* [DIRECTIONS]: Transcribe the listing below line for line, keeping every character unchanged, and leave out the pictures.
***** DATASET EXCERPTS
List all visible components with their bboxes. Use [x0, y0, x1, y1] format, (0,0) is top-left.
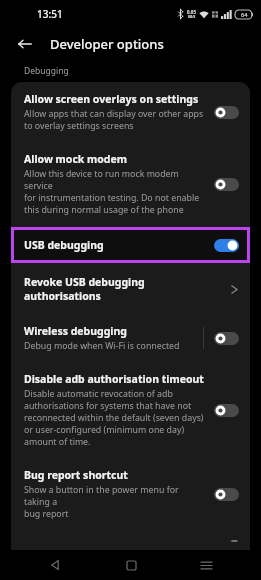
button[interactable]: Back	[35, 550, 75, 580]
button[interactable]: Allow mock modem	[11, 142, 250, 226]
staticText: Allow apps that can display over other a…	[24, 108, 204, 132]
button[interactable]: USB debugging	[14, 230, 247, 260]
button[interactable]: Off	[214, 106, 239, 119]
staticText: 64	[241, 11, 248, 18]
staticText: 0.05	[187, 9, 196, 15]
staticText: Debug mode when Wi-Fi is connected	[24, 340, 180, 352]
button[interactable]: Off	[214, 488, 239, 501]
button[interactable]: On	[214, 239, 239, 252]
staticText: 13:51	[37, 7, 63, 21]
staticText: USB debugging	[24, 238, 214, 252]
button[interactable]: Bug report shortcut	[11, 458, 250, 530]
staticText: Developer options	[50, 35, 164, 53]
staticText: Allow screen overlays on settings	[24, 92, 199, 106]
staticText: Wireless debugging	[24, 324, 127, 338]
button[interactable]: Back	[12, 31, 38, 57]
button[interactable]: Revoke USB debugging authorisations	[11, 264, 250, 314]
staticText: Allow mock modem	[24, 152, 127, 166]
staticText: Disable automatic revocation of adb auth…	[24, 388, 204, 448]
staticText: Debugging	[24, 65, 69, 77]
staticText: Bug report shortcut	[24, 468, 128, 482]
staticText: Show a button in the power menu for taki…	[24, 484, 206, 520]
button[interactable]: Allow screen overlays on settings	[11, 82, 250, 142]
button[interactable]: Off	[214, 332, 239, 345]
button[interactable]: Off	[214, 404, 239, 417]
staticText: Disable adb authorisation timeout	[24, 372, 204, 386]
button[interactable]: Disable adb authorisation timeout	[11, 362, 250, 458]
button[interactable]: Recent apps	[186, 550, 226, 580]
button[interactable]: Select mock location app	[11, 530, 250, 550]
staticText: Allow this device to run mock modem serv…	[24, 168, 206, 216]
button[interactable]: Wireless debugging	[11, 314, 250, 362]
staticText: KB/S	[188, 15, 196, 19]
staticText: Revoke USB debugging authorisations	[24, 275, 224, 303]
button[interactable]: Home	[111, 550, 151, 580]
button[interactable]: Off	[214, 178, 239, 191]
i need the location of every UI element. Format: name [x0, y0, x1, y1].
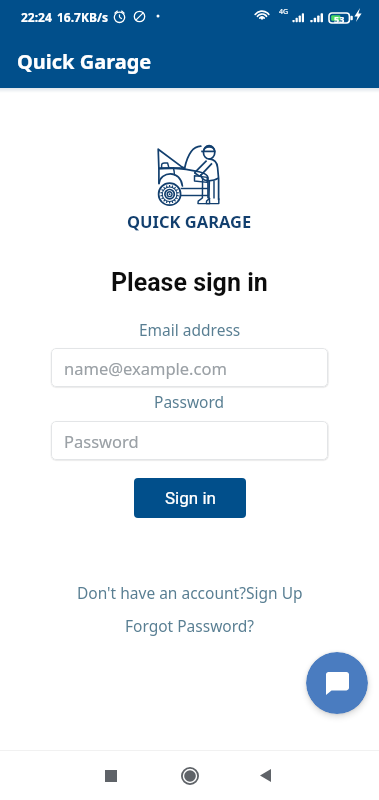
button[interactable]: Recent apps	[87, 752, 134, 799]
button[interactable]: Don't have an account?	[77, 582, 246, 603]
staticText: Password	[64, 430, 139, 452]
button[interactable]: Sign Up	[246, 582, 303, 603]
staticText: QUICK GARAGE	[127, 210, 252, 232]
button[interactable]: Password	[51, 421, 328, 460]
button[interactable]: name@example.com	[51, 348, 328, 387]
staticText: name@example.com	[64, 357, 227, 379]
button[interactable]: Chat	[306, 652, 368, 714]
staticText: Email address	[139, 319, 241, 340]
button[interactable]: Home	[166, 752, 213, 799]
staticText: 4G	[279, 7, 289, 17]
staticText: Password	[154, 391, 225, 412]
staticText: 22:24	[21, 9, 52, 25]
staticText: Please sign in	[111, 268, 268, 297]
button[interactable]: Back	[242, 752, 289, 799]
button[interactable]: Sign in	[134, 478, 246, 518]
staticText: Sign in	[165, 488, 216, 508]
staticText: 53	[334, 13, 345, 25]
button[interactable]: Forgot Password?	[125, 615, 255, 636]
staticText: Quick Garage	[17, 48, 152, 75]
staticText: 16.7KB/s	[57, 9, 108, 25]
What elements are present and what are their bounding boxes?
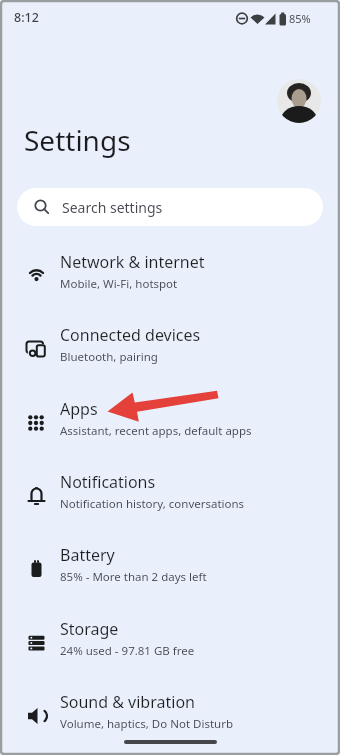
button[interactable]: Search settings <box>17 188 323 226</box>
button[interactable]: Apps <box>0 382 340 455</box>
button[interactable]: Notifications <box>0 455 340 528</box>
staticText: 85% - More than 2 days left <box>60 569 207 585</box>
staticText: Battery <box>60 544 115 566</box>
staticText: Storage <box>60 618 119 640</box>
staticText: Mobile, Wi-Fi, hotspot <box>60 276 178 292</box>
staticText: Bluetooth, pairing <box>60 349 158 365</box>
button[interactable]: Connected devices <box>0 308 340 381</box>
button[interactable]: Network & internet <box>0 235 340 308</box>
button[interactable] <box>277 79 321 123</box>
button[interactable]: Sound & vibration <box>0 675 340 748</box>
staticText: Sound & vibration <box>60 691 195 713</box>
staticText: Assistant, recent apps, default apps <box>60 423 252 439</box>
staticText: Apps <box>60 398 98 420</box>
staticText: Notification history, conversations <box>60 496 245 512</box>
button[interactable]: Storage <box>0 602 340 675</box>
staticText: Network & internet <box>60 251 205 273</box>
staticText: 8:12 <box>14 9 39 26</box>
staticText: Volume, haptics, Do Not Disturb <box>60 716 233 732</box>
staticText: Settings <box>24 121 131 159</box>
staticText: Notifications <box>60 471 156 493</box>
staticText: Connected devices <box>60 324 201 346</box>
staticText: 85% <box>289 11 311 26</box>
staticText: 24% used - 97.81 GB free <box>60 643 195 659</box>
button[interactable]: Battery <box>0 528 340 601</box>
staticText: Search settings <box>62 198 163 217</box>
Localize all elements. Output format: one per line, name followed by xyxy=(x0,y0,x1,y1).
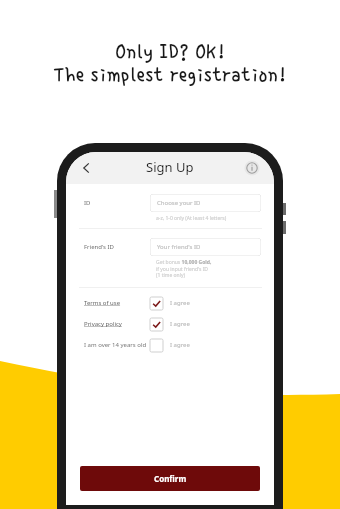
staticText: Choose your ID xyxy=(157,199,201,207)
staticText: I agree xyxy=(170,299,190,307)
staticText: Only ID? OK! xyxy=(115,41,226,64)
button[interactable]: I am over 14 years old xyxy=(78,335,246,355)
button[interactable]: Information xyxy=(244,160,260,176)
staticText: Friend's ID xyxy=(84,243,114,251)
staticText: Confirm xyxy=(154,473,187,484)
button[interactable]: Terms of use xyxy=(78,293,246,313)
button[interactable]: Your friend's ID xyxy=(150,238,261,256)
staticText: Terms of use xyxy=(84,299,156,307)
staticText: ID xyxy=(84,199,91,207)
button[interactable]: Choose your ID xyxy=(150,194,261,212)
staticText: a-z, 1-0 only (At least 4 letters) xyxy=(156,215,227,222)
staticText: Get bonus 10,000 Gold, if you input frie… xyxy=(156,259,212,279)
staticText: I agree xyxy=(170,341,190,349)
button[interactable]: Confirm xyxy=(80,466,260,491)
staticText: I am over 14 years old xyxy=(84,341,156,349)
button[interactable]: Back xyxy=(76,158,96,178)
staticText: Sign Up xyxy=(146,158,194,176)
button[interactable]: Privacy policy xyxy=(78,314,246,334)
staticText: The simplest registration! xyxy=(53,64,287,87)
staticText: I agree xyxy=(170,320,190,328)
staticText: Your friend's ID xyxy=(157,243,201,251)
staticText: Privacy policy xyxy=(84,320,156,328)
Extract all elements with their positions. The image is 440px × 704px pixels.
**********
* [TASK OUTPUT]:
List all visible components with their bboxes. Use [x0, y0, x1, y1] format, (0,0) is top-left.
button[interactable]: Back	[35, 550, 75, 580]
button[interactable]: Allow mock modem	[11, 142, 250, 226]
staticText: Allow apps that can display over other a…	[24, 108, 204, 132]
button[interactable]: USB debugging	[14, 230, 247, 260]
button[interactable]: Off	[214, 106, 239, 119]
staticText: 64	[241, 11, 248, 18]
staticText: 0.05	[187, 9, 196, 15]
staticText: Debug mode when Wi-Fi is connected	[24, 340, 180, 352]
button[interactable]: Off	[214, 488, 239, 501]
button[interactable]: On	[214, 239, 239, 252]
staticText: 13:51	[37, 7, 63, 21]
staticText: USB debugging	[24, 238, 214, 252]
button[interactable]: Bug report shortcut	[11, 458, 250, 530]
staticText: Developer options	[50, 35, 164, 53]
staticText: Allow screen overlays on settings	[24, 92, 199, 106]
staticText: Wireless debugging	[24, 324, 127, 338]
button[interactable]: Back	[12, 31, 38, 57]
button[interactable]: Revoke USB debugging authorisations	[11, 264, 250, 314]
staticText: Allow mock modem	[24, 152, 127, 166]
staticText: Disable automatic revocation of adb auth…	[24, 388, 204, 448]
staticText: Debugging	[24, 65, 69, 77]
staticText: Bug report shortcut	[24, 468, 128, 482]
staticText: Show a button in the power menu for taki…	[24, 484, 206, 520]
button[interactable]: Allow screen overlays on settings	[11, 82, 250, 142]
button[interactable]: Off	[214, 332, 239, 345]
button[interactable]: Off	[214, 404, 239, 417]
staticText: Disable adb authorisation timeout	[24, 372, 204, 386]
button[interactable]: Disable adb authorisation timeout	[11, 362, 250, 458]
button[interactable]: Recent apps	[186, 550, 226, 580]
button[interactable]: Select mock location app	[11, 530, 250, 550]
staticText: Allow this device to run mock modem serv…	[24, 168, 206, 216]
button[interactable]: Wireless debugging	[11, 314, 250, 362]
staticText: KB/S	[188, 15, 196, 19]
staticText: Revoke USB debugging authorisations	[24, 275, 224, 303]
button[interactable]: Home	[111, 550, 151, 580]
button[interactable]: Off	[214, 178, 239, 191]
i need the location of every UI element. Format: name [x0, y0, x1, y1].
button[interactable]: Recent apps	[87, 752, 134, 799]
button[interactable]: Don't have an account?	[77, 582, 246, 603]
staticText: Password	[64, 430, 139, 452]
button[interactable]: Sign Up	[246, 582, 303, 603]
staticText: QUICK GARAGE	[127, 210, 252, 232]
button[interactable]: Password	[51, 421, 328, 460]
button[interactable]: name@example.com	[51, 348, 328, 387]
staticText: name@example.com	[64, 357, 227, 379]
button[interactable]: Chat	[306, 652, 368, 714]
staticText: Email address	[139, 319, 241, 340]
button[interactable]: Home	[166, 752, 213, 799]
staticText: 4G	[279, 7, 289, 17]
staticText: Password	[154, 391, 225, 412]
staticText: 22:24	[21, 9, 52, 25]
staticText: Please sign in	[111, 268, 268, 297]
button[interactable]: Back	[242, 752, 289, 799]
button[interactable]: Sign in	[134, 478, 246, 518]
staticText: Sign in	[165, 488, 216, 508]
staticText: 53	[334, 13, 345, 25]
button[interactable]: Forgot Password?	[125, 615, 255, 636]
staticText: Quick Garage	[17, 48, 152, 75]
staticText: 16.7KB/s	[57, 9, 108, 25]
What elements are present and what are their bounding boxes?
button[interactable]: Search settings <box>17 188 323 226</box>
button[interactable]: Apps <box>0 382 340 455</box>
button[interactable]: Notifications <box>0 455 340 528</box>
staticText: 85% - More than 2 days left <box>60 569 207 585</box>
staticText: Battery <box>60 544 115 566</box>
staticText: Storage <box>60 618 119 640</box>
staticText: Mobile, Wi-Fi, hotspot <box>60 276 178 292</box>
staticText: Bluetooth, pairing <box>60 349 158 365</box>
button[interactable]: Connected devices <box>0 308 340 381</box>
button[interactable]: Network & internet <box>0 235 340 308</box>
button[interactable] <box>277 79 321 123</box>
button[interactable]: Sound & vibration <box>0 675 340 748</box>
staticText: Sound & vibration <box>60 691 195 713</box>
staticText: Assistant, recent apps, default apps <box>60 423 252 439</box>
staticText: Apps <box>60 398 98 420</box>
staticText: Notification history, conversations <box>60 496 245 512</box>
button[interactable]: Storage <box>0 602 340 675</box>
staticText: Network & internet <box>60 251 205 273</box>
staticText: 8:12 <box>14 9 39 26</box>
staticText: Volume, haptics, Do Not Disturb <box>60 716 233 732</box>
staticText: Settings <box>24 121 131 159</box>
staticText: Notifications <box>60 471 156 493</box>
staticText: Connected devices <box>60 324 201 346</box>
staticText: 85% <box>289 11 311 26</box>
staticText: 24% used - 97.81 GB free <box>60 643 195 659</box>
button[interactable]: Battery <box>0 528 340 601</box>
staticText: Search settings <box>62 198 163 217</box>
Localize all elements. Output format: one per line, name followed by xyxy=(x0,y0,x1,y1).
staticText: Choose your ID xyxy=(157,199,201,207)
staticText: I agree xyxy=(170,299,190,307)
staticText: Only ID? OK! xyxy=(115,41,226,64)
button[interactable]: I am over 14 years old xyxy=(78,335,246,355)
button[interactable]: Information xyxy=(244,160,260,176)
staticText: Friend's ID xyxy=(84,243,114,251)
staticText: Confirm xyxy=(154,473,187,484)
button[interactable]: Terms of use xyxy=(78,293,246,313)
button[interactable]: Your friend's ID xyxy=(150,238,261,256)
staticText: Terms of use xyxy=(84,299,156,307)
staticText: ID xyxy=(84,199,91,207)
button[interactable]: Choose your ID xyxy=(150,194,261,212)
staticText: a-z, 1-0 only (At least 4 letters) xyxy=(156,215,227,222)
staticText: Get bonus 10,000 Gold, if you input frie… xyxy=(156,259,212,279)
staticText: I agree xyxy=(170,341,190,349)
button[interactable]: Confirm xyxy=(80,466,260,491)
staticText: I am over 14 years old xyxy=(84,341,156,349)
button[interactable]: Back xyxy=(76,158,96,178)
staticText: Sign Up xyxy=(146,158,194,176)
button[interactable]: Privacy policy xyxy=(78,314,246,334)
staticText: The simplest registration! xyxy=(53,64,287,87)
staticText: I agree xyxy=(170,320,190,328)
staticText: Your friend's ID xyxy=(157,243,201,251)
staticText: Privacy policy xyxy=(84,320,156,328)
Extract all elements with their positions. The image is 440px × 704px pixels.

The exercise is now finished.